- [PROVIDED MATERIAL]:
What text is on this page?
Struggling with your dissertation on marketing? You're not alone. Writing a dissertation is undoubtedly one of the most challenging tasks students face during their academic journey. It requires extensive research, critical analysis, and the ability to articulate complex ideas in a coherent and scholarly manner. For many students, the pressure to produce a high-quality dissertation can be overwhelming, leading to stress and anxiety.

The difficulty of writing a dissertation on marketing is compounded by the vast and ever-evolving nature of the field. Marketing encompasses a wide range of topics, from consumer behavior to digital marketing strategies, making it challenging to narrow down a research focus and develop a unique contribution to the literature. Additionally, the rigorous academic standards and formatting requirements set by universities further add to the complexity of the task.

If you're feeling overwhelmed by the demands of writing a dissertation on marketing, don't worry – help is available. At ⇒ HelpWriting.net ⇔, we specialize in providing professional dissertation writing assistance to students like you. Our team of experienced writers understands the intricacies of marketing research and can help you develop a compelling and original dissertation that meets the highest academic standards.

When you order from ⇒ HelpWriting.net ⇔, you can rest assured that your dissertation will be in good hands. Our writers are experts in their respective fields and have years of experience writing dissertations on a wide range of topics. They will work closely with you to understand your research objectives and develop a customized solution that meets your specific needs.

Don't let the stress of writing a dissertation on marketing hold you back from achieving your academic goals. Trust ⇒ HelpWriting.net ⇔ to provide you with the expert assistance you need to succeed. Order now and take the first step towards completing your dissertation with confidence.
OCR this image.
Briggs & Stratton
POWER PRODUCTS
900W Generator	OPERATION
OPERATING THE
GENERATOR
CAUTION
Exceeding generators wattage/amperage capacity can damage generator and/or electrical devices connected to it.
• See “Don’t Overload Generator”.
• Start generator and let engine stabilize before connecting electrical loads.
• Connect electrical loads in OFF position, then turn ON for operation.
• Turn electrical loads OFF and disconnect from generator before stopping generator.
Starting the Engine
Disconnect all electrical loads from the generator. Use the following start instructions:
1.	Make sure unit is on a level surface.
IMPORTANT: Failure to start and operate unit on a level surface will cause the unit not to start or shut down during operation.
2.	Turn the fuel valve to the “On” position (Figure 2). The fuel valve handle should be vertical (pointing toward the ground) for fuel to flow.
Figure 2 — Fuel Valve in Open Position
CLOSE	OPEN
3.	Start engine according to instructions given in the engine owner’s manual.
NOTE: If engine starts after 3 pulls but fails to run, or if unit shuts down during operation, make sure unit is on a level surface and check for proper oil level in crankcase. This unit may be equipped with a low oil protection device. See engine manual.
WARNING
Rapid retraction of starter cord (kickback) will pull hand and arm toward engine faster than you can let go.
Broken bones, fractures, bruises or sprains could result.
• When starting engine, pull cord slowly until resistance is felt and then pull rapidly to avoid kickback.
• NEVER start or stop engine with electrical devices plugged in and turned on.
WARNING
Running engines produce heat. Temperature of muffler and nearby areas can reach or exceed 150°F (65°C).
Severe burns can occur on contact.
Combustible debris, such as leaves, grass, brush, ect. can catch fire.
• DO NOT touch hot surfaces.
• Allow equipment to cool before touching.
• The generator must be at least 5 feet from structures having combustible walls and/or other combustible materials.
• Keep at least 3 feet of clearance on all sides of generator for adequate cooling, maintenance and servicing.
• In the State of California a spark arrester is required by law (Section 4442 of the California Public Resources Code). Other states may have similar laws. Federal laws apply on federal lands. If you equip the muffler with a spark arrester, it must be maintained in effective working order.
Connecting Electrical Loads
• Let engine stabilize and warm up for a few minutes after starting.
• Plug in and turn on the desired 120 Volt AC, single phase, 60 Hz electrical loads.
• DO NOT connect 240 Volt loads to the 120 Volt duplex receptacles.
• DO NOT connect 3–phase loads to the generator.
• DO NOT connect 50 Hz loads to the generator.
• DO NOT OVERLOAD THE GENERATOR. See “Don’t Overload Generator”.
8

- [WRITTEN INSTRUCTION]: The listing above should be transcribed in full, exactly as written.

- [ANSWER]:
What text is on this page?
Struggling with your dissertation on marketing? You're not alone. Writing a dissertation is undoubtedly one of the most challenging tasks students face during their academic journey. It requires extensive research, critical analysis, and the ability to articulate complex ideas in a coherent and scholarly manner. For many students, the pressure to produce a high-quality dissertation can be overwhelming, leading to stress and anxiety.

The difficulty of writing a dissertation on marketing is compounded by the vast and ever-evolving nature of the field. Marketing encompasses a wide range of topics, from consumer behavior to digital marketing strategies, making it challenging to narrow down a research focus and develop a unique contribution to the literature. Additionally, the rigorous academic standards and formatting requirements set by universities further add to the complexity of the task.

If you're feeling overwhelmed by the demands of writing a dissertation on marketing, don't worry – help is available. At ⇒ HelpWriting.net ⇔, we specialize in providing professional dissertation writing assistance to students like you. Our team of experienced writers understands the intricacies of marketing research and can help you develop a compelling and original dissertation that meets the highest academic standards.

When you order from ⇒ HelpWriting.net ⇔, you can rest assured that your dissertation will be in good hands. Our writers are experts in their respective fields and have years of experience writing dissertations on a wide range of topics. They will work closely with you to understand your research objectives and develop a customized solution that meets your specific needs.

Don't let the stress of writing a dissertation on marketing hold you back from achieving your academic goals. Trust ⇒ HelpWriting.net ⇔ to provide you with the expert assistance you need to succeed. Order now and take the first step towards completing your dissertation with confidence.
OCR this image.
Briggs & Stratton
POWER PRODUCTS
900W Generator	OPERATION
OPERATING THE
GENERATOR
CAUTION
Exceeding generators wattage/amperage capacity can damage generator and/or electrical devices connected to it.
• See “Don’t Overload Generator”.
• Start generator and let engine stabilize before connecting electrical loads.
• Connect electrical loads in OFF position, then turn ON for operation.
• Turn electrical loads OFF and disconnect from generator before stopping generator.
Starting the Engine
Disconnect all electrical loads from the generator. Use the following start instructions:
1.	Make sure unit is on a level surface.
IMPORTANT: Failure to start and operate unit on a level surface will cause the unit not to start or shut down during operation.
2.	Turn the fuel valve to the “On” position (Figure 2). The fuel valve handle should be vertical (pointing toward the ground) for fuel to flow.
Figure 2 — Fuel Valve in Open Position
CLOSE	OPEN
3.	Start engine according to instructions given in the engine owner’s manual.
NOTE: If engine starts after 3 pulls but fails to run, or if unit shuts down during operation, make sure unit is on a level surface and check for proper oil level in crankcase. This unit may be equipped with a low oil protection device. See engine manual.
WARNING
Rapid retraction of starter cord (kickback) will pull hand and arm toward engine faster than you can let go.
Broken bones, fractures, bruises or sprains could result.
• When starting engine, pull cord slowly until resistance is felt and then pull rapidly to avoid kickback.
• NEVER start or stop engine with electrical devices plugged in and turned on.
WARNING
Running engines produce heat. Temperature of muffler and nearby areas can reach or exceed 150°F (65°C).
Severe burns can occur on contact.
Combustible debris, such as leaves, grass, brush, ect. can catch fire.
• DO NOT touch hot surfaces.
• Allow equipment to cool before touching.
• The generator must be at least 5 feet from structures having combustible walls and/or other combustible materials.
• Keep at least 3 feet of clearance on all sides of generator for adequate cooling, maintenance and servicing.
• In the State of California a spark arrester is required by law (Section 4442 of the California Public Resources Code). Other states may have similar laws. Federal laws apply on federal lands. If you equip the muffler with a spark arrester, it must be maintained in effective working order.
Connecting Electrical Loads
• Let engine stabilize and warm up for a few minutes after starting.
• Plug in and turn on the desired 120 Volt AC, single phase, 60 Hz electrical loads.
• DO NOT connect 240 Volt loads to the 120 Volt duplex receptacles.
• DO NOT connect 3–phase loads to the generator.
• DO NOT connect 50 Hz loads to the generator.
• DO NOT OVERLOAD THE GENERATOR. See “Don’t Overload Generator”.
8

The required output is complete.